### EXERCISE AIM
For each line in the data below that holds "Split", return a copy.

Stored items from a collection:
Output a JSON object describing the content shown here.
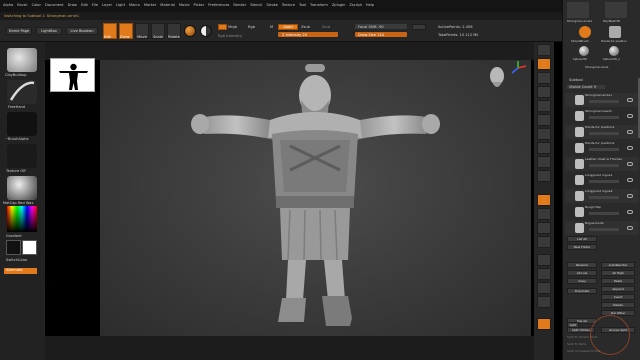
{
  "menu": [
    "Alpha",
    "Brush",
    "Color",
    "Document",
    "Draw",
    "Edit",
    "File",
    "Layer",
    "Light",
    "Macro",
    "Marker",
    "Material",
    "Movie",
    "Picker",
    "Preferences",
    "Render",
    "Stencil",
    "Stroke",
    "Texture",
    "Tool",
    "Transform",
    "Zplugin",
    "Zscript",
    "Help"
  ],
  "status": {
    "switch_text": "Switching to Subtool 1: Strongman.arnle1"
  },
  "toolbar": {
    "buttons": [
      "Home Page",
      "LightBox",
      "Live Boolean"
    ],
    "edit": "Edit",
    "draw": "Draw",
    "move": "Move",
    "scale": "Scale",
    "rotate": "Rotate",
    "mrgb": "Mrgb",
    "rgb": "Rgb",
    "m": "M",
    "zadd": "Zadd",
    "zsub": "Zsub",
    "zcut": "Zcut",
    "z_intensity": "Z Intensity 20",
    "focal_shift": "Focal Shift -90",
    "draw_size": "Draw Size 124",
    "active_points": "ActivePoints: 2.456",
    "total_points": "TotalPoints: 10.112 Mil",
    "rgb_intensity": "Rgb Intensity"
  },
  "left": {
    "brush": "ClayBuildup",
    "stroke": "FreeHand",
    "alpha": "~BrushAlpha",
    "texture": "Texture Off",
    "material": "MatCap Red Wax",
    "gradient": "Gradient",
    "switch_color": "SwitchColor",
    "alternate": "Alternate"
  },
  "colors": {
    "accent": "#e07a1a",
    "canvas": "#3d3d3d"
  },
  "subtool": {
    "header": "Subtool",
    "visible_count": "Visible Count 9",
    "items": [
      "Strongman.arnle1",
      "Strongman.head1",
      "Hands-fur position1",
      "Hands-fur position2",
      "Leather chest w Thomas",
      "Longguard rogue1",
      "Longguard rogue2",
      "Rough flap",
      "Rogue boots"
    ]
  },
  "palette_buttons": [
    "List All",
    "New Folder",
    "Rename",
    "AutoReorder",
    "All Low",
    "All High",
    "Copy",
    "Paste",
    "Duplicate",
    "Append",
    "Insert",
    "Delete",
    "Del Other",
    "Del All",
    "Split",
    "Split Hidden",
    "Groups Split",
    "Split To Similar Parts",
    "Split To Parts",
    "Split Unmasked Points"
  ],
  "tool_thumbs": [
    "Strongman.arnle1",
    "PolyMesh3D",
    "SimpleBrush",
    "Hands-fur position",
    "Sphere3D",
    "Sphere3D_1",
    "Strongman.arnle"
  ]
}
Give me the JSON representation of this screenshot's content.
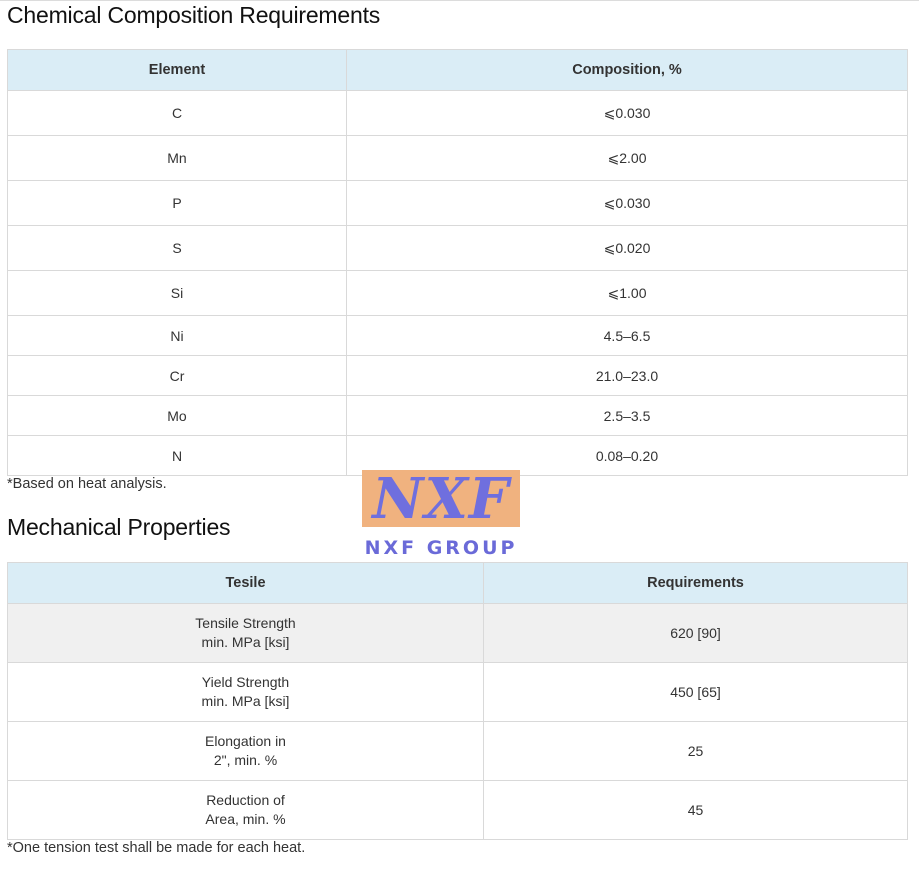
{
  "chemical": {
    "title": "Chemical Composition Requirements",
    "headers": [
      "Element",
      "Composition, %"
    ],
    "rows": [
      [
        "C",
        "⩽0.030"
      ],
      [
        "Mn",
        "⩽2.00"
      ],
      [
        "P",
        "⩽0.030"
      ],
      [
        "S",
        "⩽0.020"
      ],
      [
        "Si",
        "⩽1.00"
      ],
      [
        "Ni",
        "4.5–6.5"
      ],
      [
        "Cr",
        "21.0–23.0"
      ],
      [
        "Mo",
        "2.5–3.5"
      ],
      [
        "N",
        "0.08–0.20"
      ]
    ],
    "note": "*Based on heat analysis."
  },
  "logo": {
    "mark": "NXF",
    "subtitle": "NXF GROUP",
    "colors": {
      "background": "#f0b27f",
      "text": "#6f6fde"
    }
  },
  "mechanical": {
    "title": "Mechanical Properties",
    "headers": [
      "Tesile",
      "Requirements"
    ],
    "rows": [
      {
        "line1": "Tensile Strength",
        "line2": "min. MPa [ksi]",
        "value": "620 [90]"
      },
      {
        "line1": "Yield Strength",
        "line2": "min. MPa [ksi]",
        "value": "450 [65]"
      },
      {
        "line1": "Elongation in",
        "line2": "2\", min. %",
        "value": "25"
      },
      {
        "line1": "Reduction of",
        "line2": "Area, min. %",
        "value": "45"
      }
    ],
    "note": "*One tension test shall be made for each heat."
  },
  "colors": {
    "header_bg": "#daedf6",
    "border": "#d9d9d9",
    "shaded_row": "#f0f0f0"
  }
}
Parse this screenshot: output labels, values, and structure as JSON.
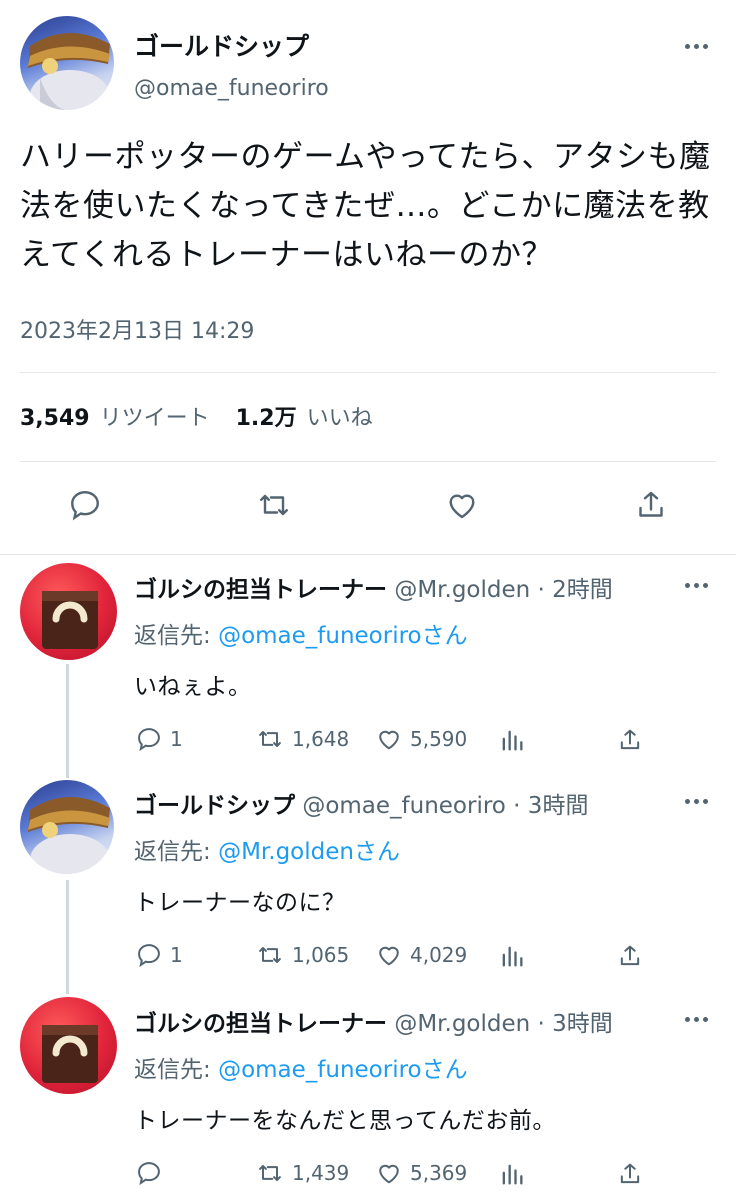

### ANSWER FOR THIS EXERCISE
    "Split",
    "Split Hidden",
    "Groups Split",
    "Split To Similar Parts",
    "Split To Parts",
    "Split Unmasked Points"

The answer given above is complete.